> [RECORDS SHOWN]
********

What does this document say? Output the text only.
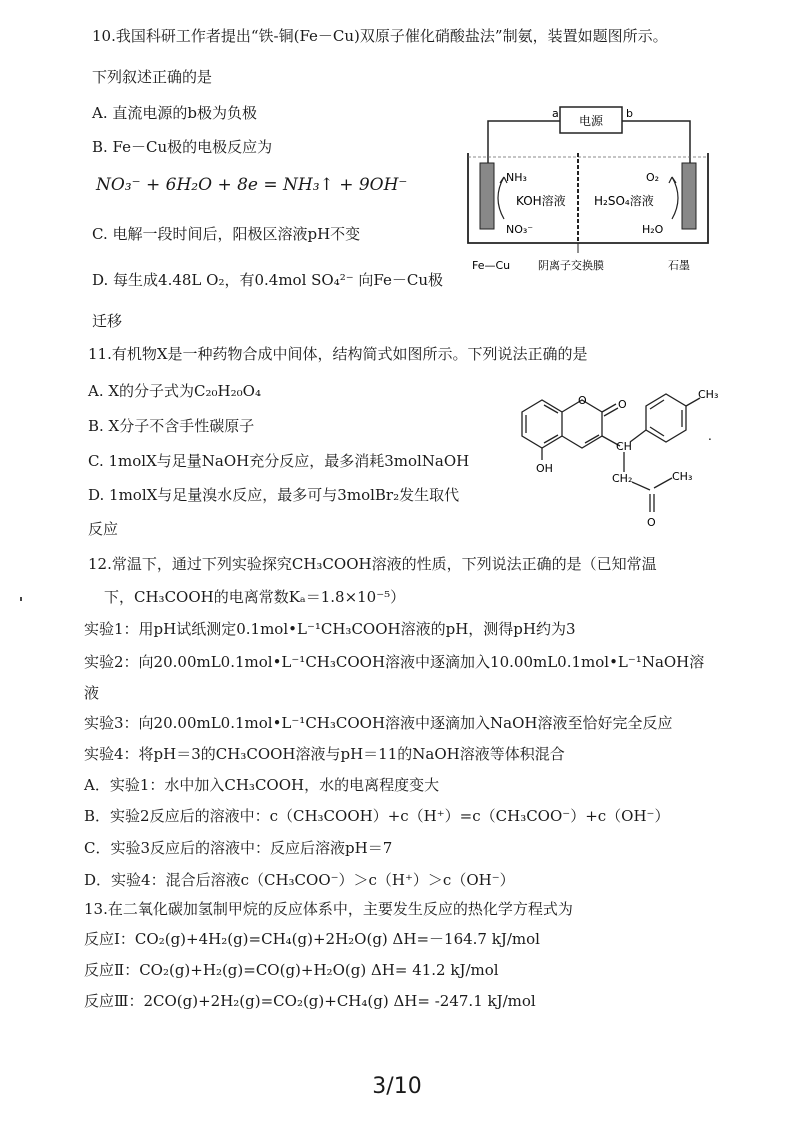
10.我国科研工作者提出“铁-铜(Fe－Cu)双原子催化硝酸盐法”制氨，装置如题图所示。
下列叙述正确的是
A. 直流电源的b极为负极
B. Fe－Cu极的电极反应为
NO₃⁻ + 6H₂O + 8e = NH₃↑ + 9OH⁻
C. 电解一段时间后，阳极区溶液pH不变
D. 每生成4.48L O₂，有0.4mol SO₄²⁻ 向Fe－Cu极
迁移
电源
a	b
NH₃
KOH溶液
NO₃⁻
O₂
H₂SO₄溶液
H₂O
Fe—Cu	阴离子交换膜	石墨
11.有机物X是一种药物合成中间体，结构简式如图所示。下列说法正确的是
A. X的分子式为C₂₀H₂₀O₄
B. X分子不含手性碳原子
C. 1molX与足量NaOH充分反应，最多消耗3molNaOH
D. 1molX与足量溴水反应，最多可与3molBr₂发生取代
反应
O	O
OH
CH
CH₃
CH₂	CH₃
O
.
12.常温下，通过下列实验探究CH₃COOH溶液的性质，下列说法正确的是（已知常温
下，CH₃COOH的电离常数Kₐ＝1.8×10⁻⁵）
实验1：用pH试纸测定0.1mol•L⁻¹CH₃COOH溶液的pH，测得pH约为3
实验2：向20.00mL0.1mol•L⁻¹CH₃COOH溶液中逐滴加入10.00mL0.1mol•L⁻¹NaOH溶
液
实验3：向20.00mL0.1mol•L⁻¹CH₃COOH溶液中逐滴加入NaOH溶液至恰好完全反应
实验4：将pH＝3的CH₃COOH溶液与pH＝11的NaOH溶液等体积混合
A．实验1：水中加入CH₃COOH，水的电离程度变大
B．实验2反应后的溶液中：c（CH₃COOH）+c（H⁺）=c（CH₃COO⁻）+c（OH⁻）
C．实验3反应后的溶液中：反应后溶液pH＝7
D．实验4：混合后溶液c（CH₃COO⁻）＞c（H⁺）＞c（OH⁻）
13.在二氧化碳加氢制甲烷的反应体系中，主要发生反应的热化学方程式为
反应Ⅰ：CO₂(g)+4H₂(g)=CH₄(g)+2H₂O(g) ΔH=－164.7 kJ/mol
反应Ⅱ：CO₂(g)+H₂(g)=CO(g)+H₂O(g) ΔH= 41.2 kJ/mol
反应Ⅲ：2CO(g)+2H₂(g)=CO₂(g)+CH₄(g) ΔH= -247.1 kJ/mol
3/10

********

> [PROBLEM STATEMENT] Without the pictures, copy the material exactly as given.

> [FINISHED EXERCISE]
What does this document say? Output the text only.
10.我国科研工作者提出“铁-铜(Fe－Cu)双原子催化硝酸盐法”制氨，装置如题图所示。
下列叙述正确的是
A. 直流电源的b极为负极
B. Fe－Cu极的电极反应为
NO₃⁻ + 6H₂O + 8e = NH₃↑ + 9OH⁻
C. 电解一段时间后，阳极区溶液pH不变
D. 每生成4.48L O₂，有0.4mol SO₄²⁻ 向Fe－Cu极
迁移
电源
a	b
NH₃
KOH溶液
NO₃⁻
O₂
H₂SO₄溶液
H₂O
Fe—Cu	阴离子交换膜	石墨
11.有机物X是一种药物合成中间体，结构简式如图所示。下列说法正确的是
A. X的分子式为C₂₀H₂₀O₄
B. X分子不含手性碳原子
C. 1molX与足量NaOH充分反应，最多消耗3molNaOH
D. 1molX与足量溴水反应，最多可与3molBr₂发生取代
反应
O	O
OH
CH
CH₃
CH₂	CH₃
O
.
12.常温下，通过下列实验探究CH₃COOH溶液的性质，下列说法正确的是（已知常温
下，CH₃COOH的电离常数Kₐ＝1.8×10⁻⁵）
实验1：用pH试纸测定0.1mol•L⁻¹CH₃COOH溶液的pH，测得pH约为3
实验2：向20.00mL0.1mol•L⁻¹CH₃COOH溶液中逐滴加入10.00mL0.1mol•L⁻¹NaOH溶
液
实验3：向20.00mL0.1mol•L⁻¹CH₃COOH溶液中逐滴加入NaOH溶液至恰好完全反应
实验4：将pH＝3的CH₃COOH溶液与pH＝11的NaOH溶液等体积混合
A．实验1：水中加入CH₃COOH，水的电离程度变大
B．实验2反应后的溶液中：c（CH₃COOH）+c（H⁺）=c（CH₃COO⁻）+c（OH⁻）
C．实验3反应后的溶液中：反应后溶液pH＝7
D．实验4：混合后溶液c（CH₃COO⁻）＞c（H⁺）＞c（OH⁻）
13.在二氧化碳加氢制甲烷的反应体系中，主要发生反应的热化学方程式为
反应Ⅰ：CO₂(g)+4H₂(g)=CH₄(g)+2H₂O(g) ΔH=－164.7 kJ/mol
反应Ⅱ：CO₂(g)+H₂(g)=CO(g)+H₂O(g) ΔH= 41.2 kJ/mol
反应Ⅲ：2CO(g)+2H₂(g)=CO₂(g)+CH₄(g) ΔH= -247.1 kJ/mol
3/10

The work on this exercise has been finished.